Entries taken from a collection:
++++
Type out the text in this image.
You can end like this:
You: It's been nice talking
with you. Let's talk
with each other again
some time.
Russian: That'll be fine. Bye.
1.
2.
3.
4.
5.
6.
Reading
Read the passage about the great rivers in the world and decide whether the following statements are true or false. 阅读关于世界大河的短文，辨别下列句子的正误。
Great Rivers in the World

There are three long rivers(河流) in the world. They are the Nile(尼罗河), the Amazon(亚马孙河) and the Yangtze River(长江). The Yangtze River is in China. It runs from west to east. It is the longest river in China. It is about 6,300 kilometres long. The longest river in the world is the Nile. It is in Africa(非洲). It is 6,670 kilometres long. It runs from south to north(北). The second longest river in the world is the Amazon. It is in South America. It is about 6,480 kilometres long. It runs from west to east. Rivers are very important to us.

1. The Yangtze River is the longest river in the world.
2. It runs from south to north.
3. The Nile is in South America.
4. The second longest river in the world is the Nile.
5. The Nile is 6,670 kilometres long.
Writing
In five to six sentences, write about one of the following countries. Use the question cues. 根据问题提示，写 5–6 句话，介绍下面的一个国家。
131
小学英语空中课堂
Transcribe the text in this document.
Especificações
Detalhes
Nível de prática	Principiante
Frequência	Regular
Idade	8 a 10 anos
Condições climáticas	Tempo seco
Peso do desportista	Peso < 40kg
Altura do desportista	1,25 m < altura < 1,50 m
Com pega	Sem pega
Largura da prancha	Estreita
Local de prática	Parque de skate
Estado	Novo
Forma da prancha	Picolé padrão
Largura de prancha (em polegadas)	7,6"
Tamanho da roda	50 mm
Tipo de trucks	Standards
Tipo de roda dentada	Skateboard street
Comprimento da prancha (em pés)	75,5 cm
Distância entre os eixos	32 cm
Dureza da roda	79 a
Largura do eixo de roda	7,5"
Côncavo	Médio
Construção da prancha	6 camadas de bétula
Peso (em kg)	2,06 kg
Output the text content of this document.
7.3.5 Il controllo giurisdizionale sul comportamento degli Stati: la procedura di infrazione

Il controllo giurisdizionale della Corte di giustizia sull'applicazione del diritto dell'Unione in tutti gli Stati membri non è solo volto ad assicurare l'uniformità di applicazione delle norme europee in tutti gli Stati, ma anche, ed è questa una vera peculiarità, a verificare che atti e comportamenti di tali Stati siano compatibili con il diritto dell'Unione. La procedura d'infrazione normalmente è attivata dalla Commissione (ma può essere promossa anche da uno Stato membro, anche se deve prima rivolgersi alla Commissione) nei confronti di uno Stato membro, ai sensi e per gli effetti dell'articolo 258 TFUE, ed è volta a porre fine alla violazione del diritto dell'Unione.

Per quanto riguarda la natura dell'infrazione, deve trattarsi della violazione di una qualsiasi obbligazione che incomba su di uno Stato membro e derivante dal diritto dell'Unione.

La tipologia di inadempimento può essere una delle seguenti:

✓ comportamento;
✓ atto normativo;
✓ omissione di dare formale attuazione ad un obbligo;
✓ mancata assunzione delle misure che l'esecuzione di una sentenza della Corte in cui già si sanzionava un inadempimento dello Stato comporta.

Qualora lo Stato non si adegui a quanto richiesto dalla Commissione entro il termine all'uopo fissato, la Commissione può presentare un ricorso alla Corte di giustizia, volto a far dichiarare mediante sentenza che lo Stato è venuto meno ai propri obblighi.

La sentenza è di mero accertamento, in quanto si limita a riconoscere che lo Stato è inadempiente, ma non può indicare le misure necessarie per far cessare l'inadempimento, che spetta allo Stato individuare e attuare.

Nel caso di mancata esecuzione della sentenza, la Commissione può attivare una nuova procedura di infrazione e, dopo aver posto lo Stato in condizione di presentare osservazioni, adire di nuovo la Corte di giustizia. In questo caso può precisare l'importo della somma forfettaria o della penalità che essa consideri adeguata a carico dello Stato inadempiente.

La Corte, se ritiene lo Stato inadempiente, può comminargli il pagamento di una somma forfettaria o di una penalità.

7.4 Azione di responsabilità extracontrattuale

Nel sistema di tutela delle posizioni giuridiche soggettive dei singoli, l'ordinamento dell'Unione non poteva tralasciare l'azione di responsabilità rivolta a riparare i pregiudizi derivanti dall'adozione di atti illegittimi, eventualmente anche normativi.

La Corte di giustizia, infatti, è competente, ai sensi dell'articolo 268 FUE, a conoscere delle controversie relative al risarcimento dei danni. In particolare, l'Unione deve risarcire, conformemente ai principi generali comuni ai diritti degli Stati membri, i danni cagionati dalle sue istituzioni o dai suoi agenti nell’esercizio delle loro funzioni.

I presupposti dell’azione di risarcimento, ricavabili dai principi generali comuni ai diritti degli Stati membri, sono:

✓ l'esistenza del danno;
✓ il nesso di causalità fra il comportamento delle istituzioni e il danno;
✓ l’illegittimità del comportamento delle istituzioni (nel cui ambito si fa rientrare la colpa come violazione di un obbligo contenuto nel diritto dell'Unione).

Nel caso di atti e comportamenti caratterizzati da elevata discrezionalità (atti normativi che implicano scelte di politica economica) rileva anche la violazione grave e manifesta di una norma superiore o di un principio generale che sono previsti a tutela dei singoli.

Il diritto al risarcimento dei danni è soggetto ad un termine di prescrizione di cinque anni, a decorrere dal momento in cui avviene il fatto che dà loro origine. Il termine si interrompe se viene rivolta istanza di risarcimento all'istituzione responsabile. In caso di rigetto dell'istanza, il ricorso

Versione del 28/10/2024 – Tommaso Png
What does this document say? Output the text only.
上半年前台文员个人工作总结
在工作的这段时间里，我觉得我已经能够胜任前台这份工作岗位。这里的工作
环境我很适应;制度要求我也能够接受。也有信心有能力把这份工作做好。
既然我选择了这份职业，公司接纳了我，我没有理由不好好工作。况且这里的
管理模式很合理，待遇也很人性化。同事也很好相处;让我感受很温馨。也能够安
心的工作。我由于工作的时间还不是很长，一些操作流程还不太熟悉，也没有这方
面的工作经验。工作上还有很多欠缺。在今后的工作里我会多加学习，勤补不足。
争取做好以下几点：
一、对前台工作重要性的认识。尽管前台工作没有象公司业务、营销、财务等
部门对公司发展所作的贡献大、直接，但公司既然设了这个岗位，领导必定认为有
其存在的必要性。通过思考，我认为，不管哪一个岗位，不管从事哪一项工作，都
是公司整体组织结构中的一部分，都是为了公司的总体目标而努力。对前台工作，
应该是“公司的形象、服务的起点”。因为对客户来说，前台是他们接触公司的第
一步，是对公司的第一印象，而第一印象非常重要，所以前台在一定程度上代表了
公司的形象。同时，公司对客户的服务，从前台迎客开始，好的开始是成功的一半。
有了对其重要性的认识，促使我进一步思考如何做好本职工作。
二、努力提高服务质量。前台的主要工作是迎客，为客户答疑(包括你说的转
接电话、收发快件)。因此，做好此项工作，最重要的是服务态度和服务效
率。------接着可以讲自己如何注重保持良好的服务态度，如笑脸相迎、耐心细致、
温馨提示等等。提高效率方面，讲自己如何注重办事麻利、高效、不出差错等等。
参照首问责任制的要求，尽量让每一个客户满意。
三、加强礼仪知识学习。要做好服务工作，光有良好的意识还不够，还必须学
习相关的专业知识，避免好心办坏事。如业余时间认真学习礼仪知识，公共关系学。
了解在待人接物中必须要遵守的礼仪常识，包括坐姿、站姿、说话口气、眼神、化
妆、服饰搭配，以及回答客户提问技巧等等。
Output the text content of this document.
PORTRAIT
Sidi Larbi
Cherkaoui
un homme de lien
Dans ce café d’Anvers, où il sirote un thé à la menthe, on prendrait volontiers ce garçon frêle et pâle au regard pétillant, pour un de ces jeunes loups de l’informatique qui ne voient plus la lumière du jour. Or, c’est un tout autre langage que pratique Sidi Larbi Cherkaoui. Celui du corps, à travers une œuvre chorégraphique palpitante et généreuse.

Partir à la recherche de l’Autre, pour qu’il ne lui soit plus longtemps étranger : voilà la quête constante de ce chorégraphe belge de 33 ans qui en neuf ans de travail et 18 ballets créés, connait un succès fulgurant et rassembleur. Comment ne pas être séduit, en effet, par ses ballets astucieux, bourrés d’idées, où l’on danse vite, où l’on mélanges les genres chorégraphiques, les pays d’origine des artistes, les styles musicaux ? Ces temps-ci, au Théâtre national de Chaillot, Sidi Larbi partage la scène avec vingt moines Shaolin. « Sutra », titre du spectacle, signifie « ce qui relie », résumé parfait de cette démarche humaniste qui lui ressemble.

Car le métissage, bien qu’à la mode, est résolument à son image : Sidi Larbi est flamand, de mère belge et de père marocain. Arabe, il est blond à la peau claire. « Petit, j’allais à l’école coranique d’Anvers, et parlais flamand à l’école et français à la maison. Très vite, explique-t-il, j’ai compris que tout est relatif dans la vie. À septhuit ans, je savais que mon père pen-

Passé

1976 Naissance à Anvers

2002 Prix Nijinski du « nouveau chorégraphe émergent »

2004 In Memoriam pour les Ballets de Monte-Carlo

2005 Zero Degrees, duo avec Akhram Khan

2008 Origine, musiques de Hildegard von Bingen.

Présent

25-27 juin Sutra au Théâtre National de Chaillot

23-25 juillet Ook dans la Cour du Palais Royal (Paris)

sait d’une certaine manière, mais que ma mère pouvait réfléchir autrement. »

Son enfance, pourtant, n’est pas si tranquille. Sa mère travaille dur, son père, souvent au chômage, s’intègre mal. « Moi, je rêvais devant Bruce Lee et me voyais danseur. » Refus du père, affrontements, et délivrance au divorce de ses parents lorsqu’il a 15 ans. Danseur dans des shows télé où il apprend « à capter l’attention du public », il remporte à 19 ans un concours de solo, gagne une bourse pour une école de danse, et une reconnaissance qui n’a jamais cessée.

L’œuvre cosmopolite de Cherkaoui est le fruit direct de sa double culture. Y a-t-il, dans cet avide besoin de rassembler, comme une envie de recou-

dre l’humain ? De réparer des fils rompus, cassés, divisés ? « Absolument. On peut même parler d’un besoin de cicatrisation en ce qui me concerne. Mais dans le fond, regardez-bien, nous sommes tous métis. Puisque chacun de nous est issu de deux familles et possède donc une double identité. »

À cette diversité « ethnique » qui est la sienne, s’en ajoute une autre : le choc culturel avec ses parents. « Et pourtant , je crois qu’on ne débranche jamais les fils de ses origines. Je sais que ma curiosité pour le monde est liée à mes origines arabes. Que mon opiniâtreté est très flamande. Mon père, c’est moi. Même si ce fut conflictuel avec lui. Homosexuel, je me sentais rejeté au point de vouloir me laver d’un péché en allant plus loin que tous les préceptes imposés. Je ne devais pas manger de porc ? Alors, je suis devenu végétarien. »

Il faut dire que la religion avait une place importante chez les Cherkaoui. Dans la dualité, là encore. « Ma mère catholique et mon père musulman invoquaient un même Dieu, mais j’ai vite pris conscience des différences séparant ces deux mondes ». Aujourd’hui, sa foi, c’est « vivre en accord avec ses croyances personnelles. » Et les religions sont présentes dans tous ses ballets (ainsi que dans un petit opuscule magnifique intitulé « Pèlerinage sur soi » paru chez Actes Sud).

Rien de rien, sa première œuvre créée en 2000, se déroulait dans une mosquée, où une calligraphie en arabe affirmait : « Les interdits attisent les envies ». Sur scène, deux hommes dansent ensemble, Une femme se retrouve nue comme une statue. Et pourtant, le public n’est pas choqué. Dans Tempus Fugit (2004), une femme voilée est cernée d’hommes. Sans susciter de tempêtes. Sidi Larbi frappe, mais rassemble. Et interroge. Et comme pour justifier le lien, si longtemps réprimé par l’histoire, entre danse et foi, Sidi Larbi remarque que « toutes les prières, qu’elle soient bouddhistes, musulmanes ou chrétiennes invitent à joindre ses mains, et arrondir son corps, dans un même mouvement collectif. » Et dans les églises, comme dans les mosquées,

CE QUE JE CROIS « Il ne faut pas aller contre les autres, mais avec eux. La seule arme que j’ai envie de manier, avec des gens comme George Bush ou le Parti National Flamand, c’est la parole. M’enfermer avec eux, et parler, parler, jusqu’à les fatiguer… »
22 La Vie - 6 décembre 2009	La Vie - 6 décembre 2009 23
++++
DO THIS: Find how many lines of the entries contain "desportista". Respond with the number only.

EXERCISE OUTPUT: 2